===== Stored records
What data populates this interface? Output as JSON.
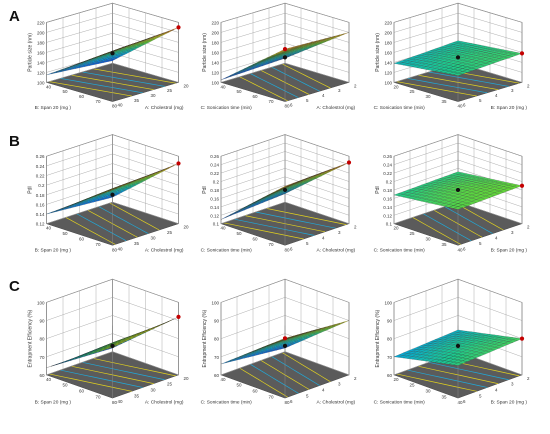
{
  "figure": {
    "row_labels": [
      "A",
      "B",
      "C"
    ]
  },
  "chart_data": [
    {
      "type": "surface3d",
      "panel": "A1",
      "zlabel": "Particle size (nm)",
      "xlabel": "A: Cholestrol (mg)",
      "ylabel": "B: Span 20 (mg )",
      "xlim": [
        40,
        80
      ],
      "ylim": [
        20,
        40
      ],
      "zlim": [
        100,
        220
      ],
      "xticks": [
        "40",
        "50",
        "60",
        "70",
        "80"
      ],
      "yticks": [
        "20",
        "25",
        "30",
        "35",
        "40"
      ],
      "zticks": [
        "100",
        "120",
        "140",
        "160",
        "180",
        "200",
        "220"
      ],
      "corner_z": {
        "x0y0": 105,
        "x1y0": 210,
        "x0y1": 115,
        "x1y1": 200
      },
      "center_point": [
        60,
        30,
        158
      ],
      "max_point": [
        80,
        20,
        210
      ]
    },
    {
      "type": "surface3d",
      "panel": "A2",
      "zlabel": "Particle size (nm)",
      "xlabel": "A: Cholestrol (mg)",
      "ylabel": "C: Sonication time (min)",
      "xlim": [
        40,
        80
      ],
      "ylim": [
        2,
        6
      ],
      "zlim": [
        100,
        220
      ],
      "xticks": [
        "40",
        "50",
        "60",
        "70",
        "80"
      ],
      "yticks": [
        "2",
        "3",
        "4",
        "5",
        "6"
      ],
      "zticks": [
        "100",
        "120",
        "140",
        "160",
        "180",
        "200",
        "220"
      ],
      "corner_z": {
        "x0y0": 110,
        "x1y0": 200,
        "x0y1": 105,
        "x1y1": 205
      },
      "center_point": [
        60,
        4,
        150
      ],
      "max_point": [
        80,
        6,
        205
      ]
    },
    {
      "type": "surface3d",
      "panel": "A3",
      "zlabel": "Particle size (nm)",
      "xlabel": "B: Span 20 (mg )",
      "ylabel": "C: Sonication time (min)",
      "xlim": [
        20,
        40
      ],
      "ylim": [
        2,
        6
      ],
      "zlim": [
        100,
        220
      ],
      "xticks": [
        "20",
        "25",
        "30",
        "35",
        "40"
      ],
      "yticks": [
        "2",
        "3",
        "4",
        "5",
        "6"
      ],
      "zticks": [
        "100",
        "120",
        "140",
        "160",
        "180",
        "200",
        "220"
      ],
      "corner_z": {
        "x0y0": 145,
        "x1y0": 158,
        "x0y1": 138,
        "x1y1": 152
      },
      "center_point": [
        30,
        4,
        150
      ],
      "max_point": [
        40,
        2,
        158
      ]
    },
    {
      "type": "surface3d",
      "panel": "B1",
      "zlabel": "PdI",
      "xlabel": "A: Cholestrol (mg)",
      "ylabel": "B: Span 20 (mg )",
      "xlim": [
        40,
        80
      ],
      "ylim": [
        20,
        40
      ],
      "zlim": [
        0.12,
        0.26
      ],
      "xticks": [
        "40",
        "50",
        "60",
        "70",
        "80"
      ],
      "yticks": [
        "20",
        "25",
        "30",
        "35",
        "40"
      ],
      "zticks": [
        "0.12",
        "0.14",
        "0.16",
        "0.18",
        "0.2",
        "0.22",
        "0.24",
        "0.26"
      ],
      "corner_z": {
        "x0y0": 0.13,
        "x1y0": 0.245,
        "x0y1": 0.14,
        "x1y1": 0.235
      },
      "center_point": [
        60,
        30,
        0.18
      ],
      "max_point": [
        80,
        20,
        0.245
      ]
    },
    {
      "type": "surface3d",
      "panel": "B2",
      "zlabel": "PdI",
      "xlabel": "A: Cholestrol (mg)",
      "ylabel": "C: Sonication time (min)",
      "xlim": [
        40,
        80
      ],
      "ylim": [
        2,
        6
      ],
      "zlim": [
        0.1,
        0.26
      ],
      "xticks": [
        "40",
        "50",
        "60",
        "70",
        "80"
      ],
      "yticks": [
        "2",
        "3",
        "4",
        "5",
        "6"
      ],
      "zticks": [
        "0.1",
        "0.12",
        "0.14",
        "0.16",
        "0.18",
        "0.2",
        "0.22",
        "0.24",
        "0.26"
      ],
      "corner_z": {
        "x0y0": 0.12,
        "x1y0": 0.245,
        "x0y1": 0.11,
        "x1y1": 0.24
      },
      "center_point": [
        60,
        4,
        0.18
      ],
      "max_point": [
        80,
        2,
        0.245
      ]
    },
    {
      "type": "surface3d",
      "panel": "B3",
      "zlabel": "PdI",
      "xlabel": "B: Span 20 (mg )",
      "ylabel": "C: Sonication time (min)",
      "xlim": [
        20,
        40
      ],
      "ylim": [
        2,
        6
      ],
      "zlim": [
        0.1,
        0.26
      ],
      "xticks": [
        "20",
        "25",
        "30",
        "35",
        "40"
      ],
      "yticks": [
        "2",
        "3",
        "4",
        "5",
        "6"
      ],
      "zticks": [
        "0.1",
        "0.12",
        "0.14",
        "0.16",
        "0.18",
        "0.2",
        "0.22",
        "0.24",
        "0.26"
      ],
      "corner_z": {
        "x0y0": 0.172,
        "x1y0": 0.19,
        "x0y1": 0.168,
        "x1y1": 0.185
      },
      "center_point": [
        30,
        4,
        0.18
      ],
      "max_point": [
        40,
        2,
        0.19
      ]
    },
    {
      "type": "surface3d",
      "panel": "C1",
      "zlabel": "Entrapment Efficiency (%)",
      "xlabel": "A: Cholestrol (mg)",
      "ylabel": "B: Span 20 (mg )",
      "xlim": [
        40,
        80
      ],
      "ylim": [
        20,
        40
      ],
      "zlim": [
        60,
        100
      ],
      "xticks": [
        "40",
        "50",
        "60",
        "70",
        "80"
      ],
      "yticks": [
        "20",
        "25",
        "30",
        "35",
        "40"
      ],
      "zticks": [
        "60",
        "70",
        "80",
        "90",
        "100"
      ],
      "corner_z": {
        "x0y0": 62,
        "x1y0": 92,
        "x0y1": 64,
        "x1y1": 88
      },
      "center_point": [
        60,
        30,
        76
      ],
      "max_point": [
        80,
        20,
        92
      ]
    },
    {
      "type": "surface3d",
      "panel": "C2",
      "zlabel": "Entrapment Efficiency (%)",
      "xlabel": "A: Cholestrol (mg)",
      "ylabel": "C: Sonication time (min)",
      "xlim": [
        40,
        80
      ],
      "ylim": [
        2,
        6
      ],
      "zlim": [
        60,
        100
      ],
      "xticks": [
        "40",
        "50",
        "60",
        "70",
        "80"
      ],
      "yticks": [
        "2",
        "3",
        "4",
        "5",
        "6"
      ],
      "zticks": [
        "60",
        "70",
        "80",
        "90",
        "100"
      ],
      "corner_z": {
        "x0y0": 62,
        "x1y0": 90,
        "x0y1": 66,
        "x1y1": 93
      },
      "center_point": [
        60,
        4,
        76
      ],
      "max_point": [
        80,
        6,
        93
      ]
    },
    {
      "type": "surface3d",
      "panel": "C3",
      "zlabel": "Entrapment Efficiency (%)",
      "xlabel": "B: Span 20 (mg )",
      "ylabel": "C: Sonication time (min)",
      "xlim": [
        20,
        40
      ],
      "ylim": [
        2,
        6
      ],
      "zlim": [
        60,
        100
      ],
      "xticks": [
        "20",
        "25",
        "30",
        "35",
        "40"
      ],
      "yticks": [
        "2",
        "3",
        "4",
        "5",
        "6"
      ],
      "zticks": [
        "60",
        "70",
        "80",
        "90",
        "100"
      ],
      "corner_z": {
        "x0y0": 72,
        "x1y0": 80,
        "x0y1": 70,
        "x1y1": 78
      },
      "center_point": [
        30,
        4,
        76
      ],
      "max_point": [
        40,
        2,
        80
      ]
    }
  ]
}
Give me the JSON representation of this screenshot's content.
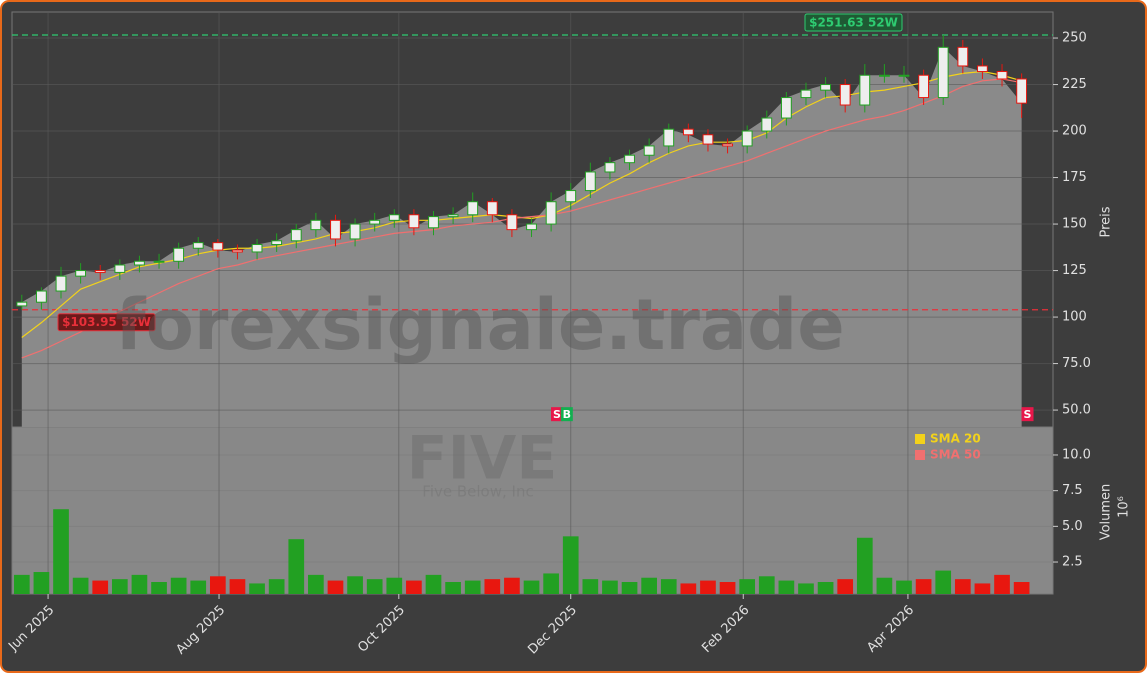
{
  "chart_data": {
    "type": "candlestick",
    "watermark": "forexsignale.trade",
    "symbol": "FIVE",
    "company": "Five Below, Inc",
    "y_label": "Preis",
    "y2_label": "Volumen",
    "y2_unit": "10⁶",
    "xlim": [
      -0.5,
      52.6
    ],
    "xticks": [
      {
        "value": 1.34,
        "label": "Jun 2025"
      },
      {
        "value": 10.06,
        "label": "Aug 2025"
      },
      {
        "value": 19.23,
        "label": "Oct 2025"
      },
      {
        "value": 28.0,
        "label": "Dec 2025"
      },
      {
        "value": 36.8,
        "label": "Feb 2026"
      },
      {
        "value": 45.2,
        "label": "Apr 2026"
      }
    ],
    "ylim": [
      40.9,
      264
    ],
    "yticks": [
      {
        "value": 50,
        "label": "50.0"
      },
      {
        "value": 75,
        "label": "75.0"
      },
      100,
      125,
      150,
      175,
      200,
      225,
      250
    ],
    "y2lim": [
      0.26,
      11.96
    ],
    "y2ticks": [
      {
        "value": 2.5,
        "label": "2.5"
      },
      {
        "value": 5,
        "label": "5.0"
      },
      {
        "value": 7.5,
        "label": "7.5"
      },
      {
        "value": 10,
        "label": "10.0"
      }
    ],
    "grid": true,
    "up_color": "#22a022",
    "down_color": "#e8170f",
    "open": [
      106,
      108,
      114,
      122,
      125,
      124,
      128,
      130,
      130,
      137,
      140,
      136,
      135,
      139,
      141,
      147,
      152,
      142,
      150,
      152,
      155,
      148,
      154,
      155,
      162,
      155,
      147,
      150,
      162,
      168,
      178,
      183,
      187,
      192,
      201,
      198,
      193,
      192,
      200,
      207,
      218,
      222,
      225,
      214,
      230,
      230,
      230,
      218,
      245,
      235,
      232,
      228
    ],
    "high": [
      112,
      116,
      127,
      129,
      128,
      131,
      133,
      134,
      140,
      143,
      142,
      139,
      142,
      145,
      150,
      156,
      155,
      153,
      156,
      158,
      158,
      157,
      159,
      167,
      164,
      158,
      153,
      167,
      172,
      183,
      186,
      190,
      196,
      204,
      204,
      201,
      196,
      203,
      211,
      221,
      226,
      229,
      228,
      236,
      236,
      235,
      233,
      251.63,
      249,
      239,
      236,
      231
    ],
    "low": [
      103.95,
      104,
      110,
      118,
      120,
      120,
      124,
      126,
      126,
      133,
      132,
      131,
      131,
      135,
      137,
      143,
      138,
      138,
      146,
      148,
      144,
      144,
      150,
      151,
      151,
      143,
      143,
      146,
      158,
      164,
      174,
      179,
      183,
      188,
      194,
      189,
      188,
      188,
      196,
      203,
      214,
      218,
      210,
      210,
      226,
      226,
      214,
      214,
      231,
      228,
      224,
      207
    ],
    "close": [
      108,
      114,
      122,
      125,
      124,
      128,
      130,
      130,
      137,
      140,
      136,
      135,
      139,
      141,
      147,
      152,
      142,
      150,
      152,
      155,
      148,
      154,
      155,
      162,
      155,
      147,
      150,
      162,
      168,
      178,
      183,
      187,
      192,
      201,
      198,
      193,
      192,
      200,
      207,
      218,
      222,
      225,
      214,
      230,
      230,
      230,
      218,
      245,
      235,
      232,
      228,
      215
    ],
    "volume": [
      1.6,
      1.8,
      6.2,
      1.4,
      1.2,
      1.3,
      1.6,
      1.1,
      1.4,
      1.2,
      1.5,
      1.3,
      1.0,
      1.3,
      4.1,
      1.6,
      1.2,
      1.5,
      1.3,
      1.4,
      1.2,
      1.6,
      1.1,
      1.2,
      1.3,
      1.4,
      1.2,
      1.7,
      4.3,
      1.3,
      1.2,
      1.1,
      1.4,
      1.3,
      1.0,
      1.2,
      1.1,
      1.3,
      1.5,
      1.2,
      1.0,
      1.1,
      1.3,
      4.2,
      1.4,
      1.2,
      1.3,
      1.9,
      1.3,
      1.0,
      1.6,
      1.1
    ],
    "series": [
      {
        "name": "SMA 20",
        "color": "#f2d21b",
        "values": [
          89,
          97,
          106,
          115,
          119,
          123,
          127,
          129,
          131,
          134,
          136,
          137,
          137,
          138,
          140,
          142,
          145,
          146,
          148,
          151,
          152,
          152,
          153,
          154,
          155,
          154,
          153,
          155,
          160,
          166,
          172,
          177,
          183,
          188,
          192,
          194,
          194,
          195,
          199,
          207,
          213,
          218,
          219,
          221,
          222,
          224,
          226,
          229,
          231,
          232,
          230,
          227
        ]
      },
      {
        "name": "SMA 50",
        "color": "#f07070",
        "values": [
          78,
          82,
          87,
          92,
          98,
          103,
          108,
          113,
          118,
          122,
          126,
          128,
          131,
          133,
          135,
          137,
          139,
          141,
          143,
          145,
          146,
          147,
          149,
          150,
          151,
          153,
          154,
          155,
          157,
          160,
          163,
          166,
          169,
          172,
          175,
          178,
          181,
          184,
          188,
          192,
          196,
          200,
          203,
          206,
          208,
          211,
          215,
          219,
          224,
          227,
          228,
          226
        ]
      }
    ],
    "annotations": [
      {
        "text": "$251.63 52W",
        "value": 251.63,
        "color": "#2ecc71"
      },
      {
        "text": "$103.95 52W",
        "value": 103.95,
        "color": "#e8303a"
      }
    ],
    "signals": [
      {
        "label": "S",
        "x": 27.3,
        "y": 47.8,
        "color": "#e8174a"
      },
      {
        "label": "B",
        "x": 27.8,
        "y": 47.8,
        "color": "#12b050"
      },
      {
        "label": "S",
        "x": 51.3,
        "y": 47.8,
        "color": "#e8174a"
      }
    ]
  }
}
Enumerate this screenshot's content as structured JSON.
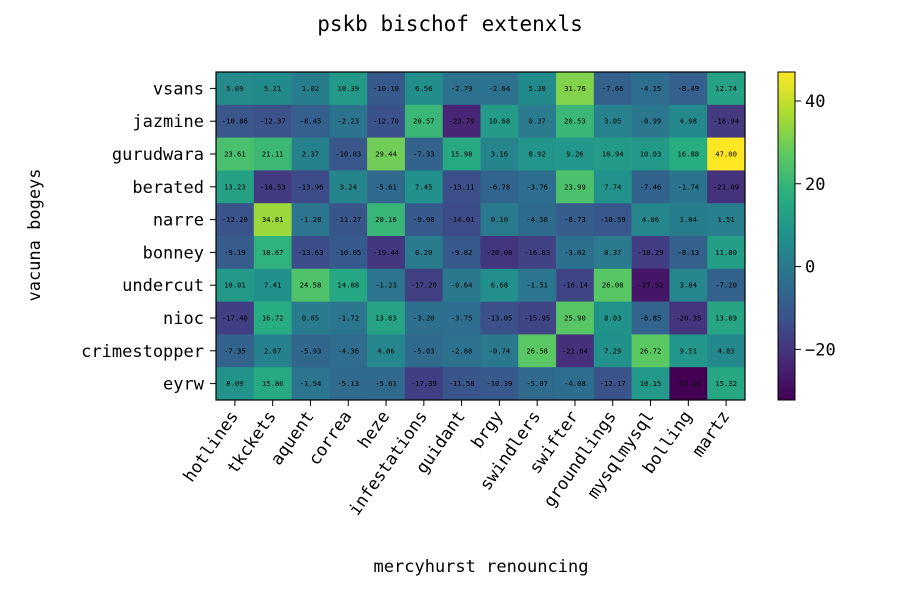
{
  "chart_data": {
    "type": "heatmap",
    "title": "pskb bischof extenxls",
    "xlabel": "mercyhurst renouncing",
    "ylabel": "vacuna bogeys",
    "x_categories": [
      "hotlines",
      "tkckets",
      "aquent",
      "correa",
      "heze",
      "infestations",
      "guidant",
      "brgy",
      "swindlers",
      "swifter",
      "groundlings",
      "mysqlmysql",
      "bolling",
      "martz"
    ],
    "y_categories": [
      "vsans",
      "jazmine",
      "gurudwara",
      "berated",
      "narre",
      "bonney",
      "undercut",
      "nioc",
      "crimestopper",
      "eyrw"
    ],
    "values": [
      [
        5.09,
        5.21,
        1.02,
        10.39,
        -10.1,
        6.56,
        -2.79,
        -2.64,
        5.3,
        31.76,
        -7.66,
        -4.15,
        -8.49,
        12.74
      ],
      [
        -10.86,
        -12.37,
        -8.45,
        -2.23,
        -12.7,
        20.57,
        -23.79,
        10.68,
        0.37,
        20.53,
        3.05,
        -0.99,
        4.98,
        -18.94
      ],
      [
        23.61,
        21.11,
        2.37,
        -10.83,
        29.44,
        -7.33,
        15.98,
        3.16,
        8.92,
        9.26,
        10.94,
        10.03,
        16.88,
        47.0
      ],
      [
        13.23,
        -18.53,
        -13.96,
        3.24,
        -5.61,
        7.45,
        -13.11,
        -6.78,
        -3.76,
        23.99,
        7.74,
        -7.46,
        -1.74,
        -21.09
      ],
      [
        -12.2,
        34.81,
        -1.28,
        -11.27,
        20.16,
        -9.9,
        -14.01,
        0.1,
        -4.58,
        -8.73,
        -10.59,
        4.06,
        1.04,
        1.51
      ],
      [
        -9.19,
        18.67,
        -13.63,
        -10.05,
        -19.44,
        0.2,
        -9.82,
        -20.08,
        -16.83,
        -3.02,
        0.37,
        -18.29,
        -8.13,
        11.8
      ],
      [
        10.01,
        7.41,
        24.58,
        14.88,
        -1.23,
        -17.2,
        -0.64,
        6.68,
        -1.51,
        -16.14,
        26.08,
        -27.52,
        3.84,
        -7.2
      ],
      [
        -17.4,
        16.72,
        0.65,
        -1.72,
        13.63,
        -3.2,
        -3.75,
        -13.05,
        -15.95,
        25.9,
        8.03,
        -6.85,
        -20.35,
        13.89
      ],
      [
        -7.35,
        2.07,
        -5.93,
        -4.36,
        4.06,
        -5.03,
        -2.8,
        -0.74,
        26.58,
        -21.64,
        7.29,
        26.72,
        9.51,
        4.83
      ],
      [
        8.09,
        15.86,
        -1.54,
        -5.13,
        -5.61,
        -17.39,
        -11.58,
        -10.39,
        -5.07,
        -4.08,
        -12.17,
        10.15,
        -32.24,
        15.32
      ]
    ],
    "vmin": -32.24,
    "vmax": 47.0,
    "colormap": "viridis",
    "colorbar_ticks": [
      40,
      20,
      0,
      -20
    ],
    "colorbar_tick_labels": [
      "40",
      "20",
      "0",
      "−20"
    ],
    "cell_labels": true,
    "grid": false
  }
}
==========
### Directive:
Look above for every line with the word "panel" and copy it.

### Written response:
      "panel": "A1",
      "panel": "A2",
      "panel": "A3",
      "panel": "B1",
      "panel": "B2",
      "panel": "B3",
      "panel": "C1",
      "panel": "C2",
      "panel": "C3",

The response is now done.